Please copy every line of the records below word for word, leaving out the pictures.

## SOURCE MATERIAL
_ _ _ _ _ _ _

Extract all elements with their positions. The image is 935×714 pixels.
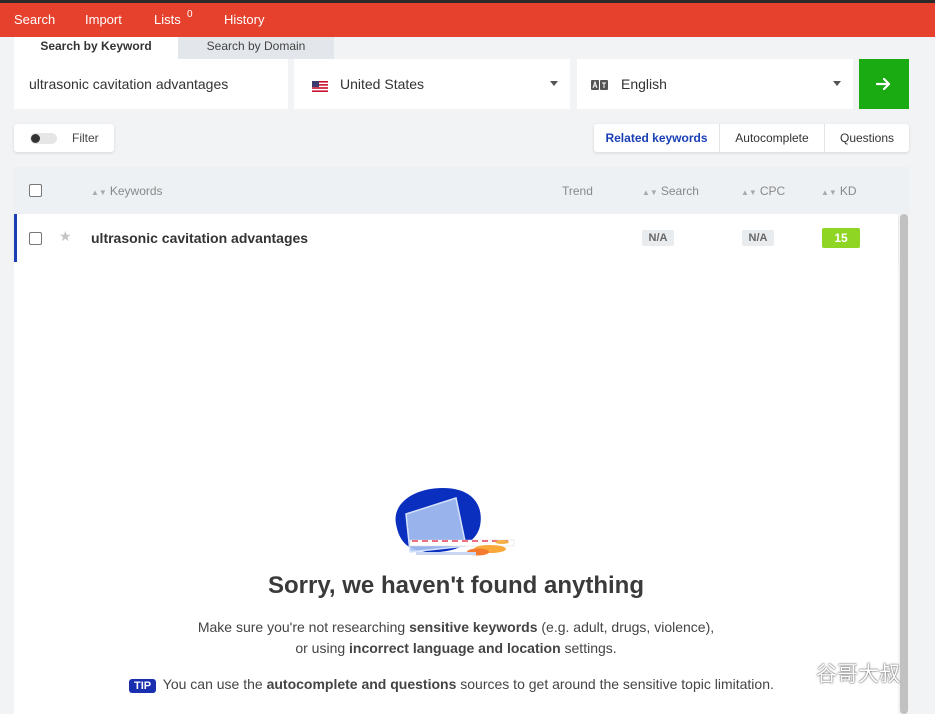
column-kd[interactable]: ▲▼ KD (821, 184, 857, 198)
column-kd-label: KD (839, 184, 857, 198)
tab-autocomplete[interactable]: Autocomplete (719, 124, 824, 152)
location-label: United States (340, 76, 425, 92)
chevron-down-icon (550, 81, 558, 86)
tab-questions[interactable]: Questions (824, 124, 909, 152)
message-text: sources to get around the sensitive topi… (456, 676, 774, 692)
column-trend: Trend (562, 184, 593, 198)
language-label: English (621, 76, 667, 92)
sort-icon: ▲▼ (91, 188, 107, 197)
message-bold: incorrect language and location (349, 640, 561, 656)
empty-state-illustration (395, 488, 515, 556)
tab-search-by-keyword[interactable]: Search by Keyword (14, 37, 178, 59)
location-select[interactable]: United States (294, 59, 570, 109)
cpc-cell: N/A (742, 230, 774, 246)
kd-badge: 15 (822, 228, 860, 248)
scrollbar-thumb[interactable] (900, 214, 908, 714)
table-row[interactable]: ★ ultrasonic cavitation advantages N/A N… (14, 214, 898, 262)
select-all-checkbox[interactable] (29, 184, 42, 197)
chevron-down-icon (833, 81, 841, 86)
language-select[interactable]: English (577, 59, 853, 109)
scrollbar[interactable] (899, 214, 909, 714)
star-icon[interactable]: ★ (59, 228, 72, 245)
search-submit-button[interactable] (859, 59, 909, 109)
message-text: (e.g. adult, drugs, violence), (537, 619, 715, 635)
lists-count-badge: 0 (187, 9, 193, 20)
tab-related-keywords[interactable]: Related keywords (594, 124, 719, 152)
nav-lists[interactable]: Lists 0 (154, 9, 193, 27)
empty-state-title: Sorry, we haven't found anything (268, 572, 644, 599)
us-flag-icon (312, 79, 328, 92)
row-checkbox[interactable] (29, 232, 42, 245)
column-cpc[interactable]: ▲▼ CPC (741, 184, 785, 198)
nav-history[interactable]: History (224, 12, 264, 27)
nav-import[interactable]: Import (85, 12, 122, 27)
message-text: settings. (560, 640, 617, 656)
message-text: You can use the (159, 676, 267, 692)
table-header: ▲▼ Keywords Trend ▲▼ Search ▲▼ CPC ▲▼ KD (14, 167, 910, 214)
filter-label: Filter (72, 131, 99, 145)
message-bold: sensitive keywords (409, 619, 538, 635)
wechat-icon (782, 662, 808, 683)
sort-icon: ▲▼ (642, 188, 658, 197)
translate-icon (591, 78, 609, 90)
message-text: Make sure you're not researching (197, 619, 410, 635)
message-bold: autocomplete and questions (266, 676, 457, 692)
watermark: 谷哥大叔 (782, 658, 900, 688)
sort-icon: ▲▼ (821, 188, 837, 197)
column-keywords[interactable]: ▲▼ Keywords (91, 184, 163, 198)
empty-state-message-line1: Make sure you're not researching sensiti… (14, 619, 898, 635)
keyword-source-tabs: Related keywords Autocomplete Questions (594, 124, 909, 152)
column-search[interactable]: ▲▼ Search (642, 184, 699, 198)
tip-badge: TIP (129, 679, 157, 693)
arrow-right-icon (876, 77, 891, 91)
filter-switch[interactable] (30, 133, 57, 144)
top-navigation: Search Import Lists 0 History (0, 0, 935, 37)
column-search-label: Search (660, 184, 699, 198)
message-text: or using (295, 640, 350, 656)
watermark-text: 谷哥大叔 (816, 662, 900, 686)
keyword-cell[interactable]: ultrasonic cavitation advantages (91, 230, 308, 246)
column-keywords-label: Keywords (109, 184, 163, 198)
filter-toggle-button[interactable]: Filter (14, 124, 114, 152)
nav-lists-label: Lists (154, 12, 181, 27)
tab-search-by-domain[interactable]: Search by Domain (178, 37, 334, 59)
tip-message: TIP You can use the autocomplete and que… (129, 676, 774, 693)
switch-knob (31, 134, 40, 143)
sort-icon: ▲▼ (741, 188, 757, 197)
keyword-input[interactable] (14, 59, 288, 109)
empty-state-message-line2: or using incorrect language and location… (14, 640, 898, 656)
nav-search[interactable]: Search (14, 12, 55, 27)
search-volume-cell: N/A (642, 230, 674, 246)
column-cpc-label: CPC (759, 184, 786, 198)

_ _ _ _ _ _ _

## RESPONSE TO THE TASK
Extract all elements with their positions. The image is 935×714 pixels.
column-kd[interactable]: ▲▼ KD (821, 184, 857, 198)
column-kd-label: KD (839, 184, 857, 198)
tab-autocomplete[interactable]: Autocomplete (719, 124, 824, 152)
location-label: United States (340, 76, 425, 92)
chevron-down-icon (550, 81, 558, 86)
tab-questions[interactable]: Questions (824, 124, 909, 152)
message-text: sources to get around the sensitive topi… (456, 676, 774, 692)
column-trend: Trend (562, 184, 593, 198)
language-label: English (621, 76, 667, 92)
sort-icon: ▲▼ (91, 188, 107, 197)
message-bold: incorrect language and location (349, 640, 561, 656)
empty-state-illustration (395, 488, 515, 556)
tab-search-by-keyword[interactable]: Search by Keyword (14, 37, 178, 59)
location-select[interactable]: United States (294, 59, 570, 109)
cpc-cell: N/A (742, 230, 774, 246)
kd-badge: 15 (822, 228, 860, 248)
scrollbar-thumb[interactable] (900, 214, 908, 714)
table-row[interactable]: ★ ultrasonic cavitation advantages N/A N… (14, 214, 898, 262)
select-all-checkbox[interactable] (29, 184, 42, 197)
chevron-down-icon (833, 81, 841, 86)
language-select[interactable]: English (577, 59, 853, 109)
scrollbar[interactable] (899, 214, 909, 714)
star-icon[interactable]: ★ (59, 228, 72, 245)
search-submit-button[interactable] (859, 59, 909, 109)
message-text: (e.g. adult, drugs, violence), (537, 619, 715, 635)
lists-count-badge: 0 (187, 9, 193, 20)
tab-related-keywords[interactable]: Related keywords (594, 124, 719, 152)
nav-lists[interactable]: Lists 0 (154, 9, 193, 27)
empty-state-title: Sorry, we haven't found anything (268, 572, 644, 599)
us-flag-icon (312, 79, 328, 92)
row-checkbox[interactable] (29, 232, 42, 245)
column-cpc[interactable]: ▲▼ CPC (741, 184, 785, 198)
nav-history[interactable]: History (224, 12, 264, 27)
nav-import[interactable]: Import (85, 12, 122, 27)
message-text: settings. (560, 640, 617, 656)
message-text: You can use the (159, 676, 267, 692)
table-header: ▲▼ Keywords Trend ▲▼ Search ▲▼ CPC ▲▼ KD (14, 167, 910, 214)
filter-label: Filter (72, 131, 99, 145)
message-bold: sensitive keywords (409, 619, 538, 635)
wechat-icon (782, 662, 808, 683)
sort-icon: ▲▼ (642, 188, 658, 197)
translate-icon (591, 78, 609, 90)
message-text: Make sure you're not researching (197, 619, 410, 635)
message-bold: autocomplete and questions (266, 676, 457, 692)
watermark: 谷哥大叔 (782, 658, 900, 688)
sort-icon: ▲▼ (821, 188, 837, 197)
column-keywords[interactable]: ▲▼ Keywords (91, 184, 163, 198)
empty-state-message-line1: Make sure you're not researching sensiti… (14, 619, 898, 635)
keyword-source-tabs: Related keywords Autocomplete Questions (594, 124, 909, 152)
column-search[interactable]: ▲▼ Search (642, 184, 699, 198)
tip-badge: TIP (129, 679, 157, 693)
arrow-right-icon (876, 77, 891, 91)
filter-switch[interactable] (30, 133, 57, 144)
top-navigation: Search Import Lists 0 History (0, 0, 935, 37)
column-search-label: Search (660, 184, 699, 198)
message-text: or using (295, 640, 350, 656)
watermark-text: 谷哥大叔 (816, 662, 900, 686)
keyword-cell[interactable]: ultrasonic cavitation advantages (91, 230, 308, 246)
column-keywords-label: Keywords (109, 184, 163, 198)
filter-toggle-button[interactable]: Filter (14, 124, 114, 152)
nav-lists-label: Lists (154, 12, 181, 27)
tab-search-by-domain[interactable]: Search by Domain (178, 37, 334, 59)
tip-message: TIP You can use the autocomplete and que… (129, 676, 774, 693)
switch-knob (31, 134, 40, 143)
sort-icon: ▲▼ (741, 188, 757, 197)
keyword-input[interactable] (14, 59, 288, 109)
empty-state-message-line2: or using incorrect language and location… (14, 640, 898, 656)
nav-search[interactable]: Search (14, 12, 55, 27)
search-volume-cell: N/A (642, 230, 674, 246)
column-cpc-label: CPC (759, 184, 786, 198)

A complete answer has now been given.